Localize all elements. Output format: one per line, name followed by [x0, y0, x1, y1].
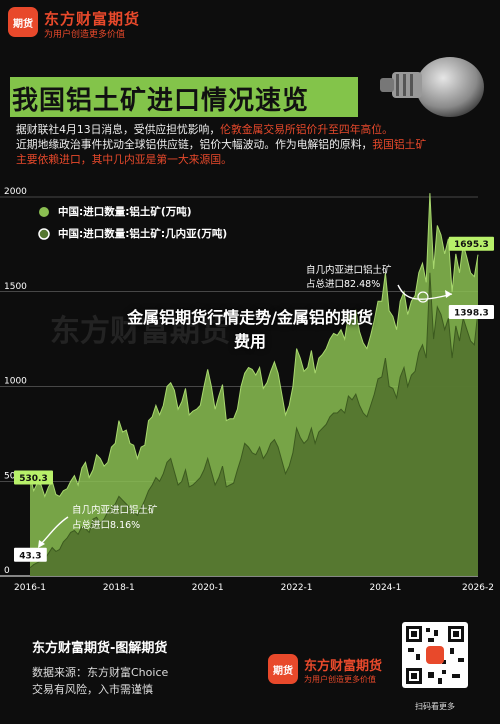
title-banner	[10, 77, 358, 117]
brand-slogan: 为用户创造更多价值	[44, 30, 126, 40]
x-tick-label: 2018-1	[103, 583, 135, 593]
legend-label: 中国:进口数量:铝土矿:几内亚(万吨)	[58, 227, 227, 240]
import-area-chart: 0 500 1000 1500 2000 东方财富期货 2016-1 2018-1 2020-1…	[0, 187, 494, 593]
overlay-title: 金属铝期货行情走势/金属铝的期货 费用	[127, 308, 373, 351]
page-title: 我国铝土矿进口情况速览	[12, 86, 310, 116]
x-tick-label: 2020-1	[192, 583, 224, 593]
legend-marker	[39, 207, 49, 217]
x-tick-label: 2022-1	[281, 583, 313, 593]
x-tick-label: 2024-1	[370, 583, 402, 593]
footer-slogan: 为用户创造更多价值	[304, 675, 376, 684]
value-label-box	[448, 236, 494, 251]
y-tick-label: 1000	[4, 377, 27, 387]
annotation-arrowhead	[445, 290, 452, 298]
annotation-guinea-share-2016-line2: 占总进口8.16%	[72, 519, 140, 531]
brand-logo-icon: 期货	[8, 7, 38, 37]
value-label: 1695.3	[454, 240, 489, 250]
annotation-arrow	[397, 284, 453, 300]
y-tick-label: 2000	[4, 187, 27, 197]
lightbulb-icon	[380, 57, 484, 117]
value-label-box	[14, 470, 53, 485]
annotation-arrowhead	[38, 540, 45, 548]
header: 期货 东方财富期货 为用户创造更多价值	[0, 0, 500, 48]
value-label-box	[448, 305, 494, 320]
intro-text: 据财联社4月13日消息，受供应担忧影响，伦敦金属交易所铝价升至四年高位。 近期地…	[16, 123, 427, 166]
y-tick-label: 500	[4, 471, 21, 481]
footer-logo-icon: 期货	[268, 654, 298, 684]
qr-label: 扫码看更多	[415, 702, 455, 711]
annotation-guinea-share-2026: 自几内亚进口铝土矿	[306, 264, 392, 276]
footer-title: 东方财富期货-图解期货	[32, 641, 168, 656]
series-guinea-line	[29, 272, 479, 569]
value-label: 530.3	[19, 474, 47, 484]
brand-name: 东方财富期货	[44, 10, 141, 28]
y-tick-label: 0	[4, 566, 10, 576]
y-tick-label: 1500	[4, 282, 27, 292]
footer-source: 数据来源：东方财富Choice 交易有风险，入市需谨慎	[32, 666, 169, 696]
value-label: 1398.3	[454, 309, 489, 319]
annotation-marker	[417, 291, 429, 303]
footer-brand: 东方财富期货	[304, 659, 383, 674]
value-label-box	[14, 547, 47, 562]
legend-label: 中国:进口数量:铝土矿(万吨)	[58, 205, 192, 218]
watermark: 东方财富期货	[50, 314, 230, 349]
legend-marker	[38, 228, 50, 240]
value-label: 43.3	[19, 551, 41, 561]
annotation-guinea-share-2016: 自几内亚进口铝土矿	[72, 504, 158, 516]
x-tick-label: 2026-2	[462, 583, 494, 593]
qr-code-icon[interactable]	[402, 622, 468, 688]
series-guinea-area	[30, 272, 478, 576]
x-tick-label: 2016-1	[14, 583, 46, 593]
annotation-guinea-share-2026-line2: 占总进口82.48%	[306, 278, 380, 290]
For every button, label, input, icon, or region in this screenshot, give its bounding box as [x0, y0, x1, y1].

——

**Objective**: Return all of the lines above word for word, leaving out the picture.

**Exercise answer**:
Localize all elements. Output format: one per line, name followed by [x0, y0, x1, y1].
title-banner	[10, 77, 358, 117]
brand-slogan: 为用户创造更多价值	[44, 30, 126, 40]
x-tick-label: 2018-1	[103, 583, 135, 593]
legend-label: 中国:进口数量:铝土矿:几内亚(万吨)	[58, 227, 227, 240]
import-area-chart: 0 500 1000 1500 2000 东方财富期货 2016-1 2018-1 2020-1…	[0, 187, 494, 593]
overlay-title: 金属铝期货行情走势/金属铝的期货 费用	[127, 308, 373, 351]
page-title: 我国铝土矿进口情况速览	[12, 86, 310, 116]
x-tick-label: 2020-1	[192, 583, 224, 593]
legend-marker	[39, 207, 49, 217]
x-tick-label: 2022-1	[281, 583, 313, 593]
x-tick-label: 2024-1	[370, 583, 402, 593]
footer-slogan: 为用户创造更多价值	[304, 675, 376, 684]
value-label-box	[448, 236, 494, 251]
y-tick-label: 1000	[4, 377, 27, 387]
annotation-arrowhead	[445, 290, 452, 298]
annotation-guinea-share-2016-line2: 占总进口8.16%	[72, 519, 140, 531]
brand-logo-icon: 期货	[8, 7, 38, 37]
value-label: 1695.3	[454, 240, 489, 250]
annotation-arrow	[397, 284, 453, 300]
y-tick-label: 2000	[4, 187, 27, 197]
lightbulb-icon	[380, 57, 484, 117]
value-label-box	[14, 470, 53, 485]
annotation-arrowhead	[38, 540, 45, 548]
header: 期货 东方财富期货 为用户创造更多价值	[0, 0, 500, 48]
value-label-box	[448, 305, 494, 320]
intro-text: 据财联社4月13日消息，受供应担忧影响，伦敦金属交易所铝价升至四年高位。 近期地…	[16, 123, 427, 166]
y-tick-label: 500	[4, 471, 21, 481]
footer-logo-icon: 期货	[268, 654, 298, 684]
qr-label: 扫码看更多	[415, 702, 455, 711]
annotation-guinea-share-2026: 自几内亚进口铝土矿	[306, 264, 392, 276]
footer-title: 东方财富期货-图解期货	[32, 641, 168, 656]
series-guinea-line	[29, 272, 479, 569]
value-label: 530.3	[19, 474, 47, 484]
brand-name: 东方财富期货	[44, 10, 141, 28]
y-tick-label: 0	[4, 566, 10, 576]
y-tick-label: 1500	[4, 282, 27, 292]
footer-source: 数据来源：东方财富Choice 交易有风险，入市需谨慎	[32, 666, 169, 696]
value-label: 1398.3	[454, 309, 489, 319]
annotation-marker	[417, 291, 429, 303]
footer-brand: 东方财富期货	[304, 659, 383, 674]
value-label-box	[14, 547, 47, 562]
legend-label: 中国:进口数量:铝土矿(万吨)	[58, 205, 192, 218]
watermark: 东方财富期货	[50, 314, 230, 349]
legend-marker	[38, 228, 50, 240]
value-label: 43.3	[19, 551, 41, 561]
annotation-guinea-share-2016: 自几内亚进口铝土矿	[72, 504, 158, 516]
x-tick-label: 2026-2	[462, 583, 494, 593]
qr-code-icon[interactable]	[402, 622, 468, 688]
series-guinea-area	[30, 272, 478, 576]
x-tick-label: 2016-1	[14, 583, 46, 593]
annotation-guinea-share-2026-line2: 占总进口82.48%	[306, 278, 380, 290]
For every button, label, input, icon, or region in this screenshot, give its bounding box as [x0, y0, x1, y1].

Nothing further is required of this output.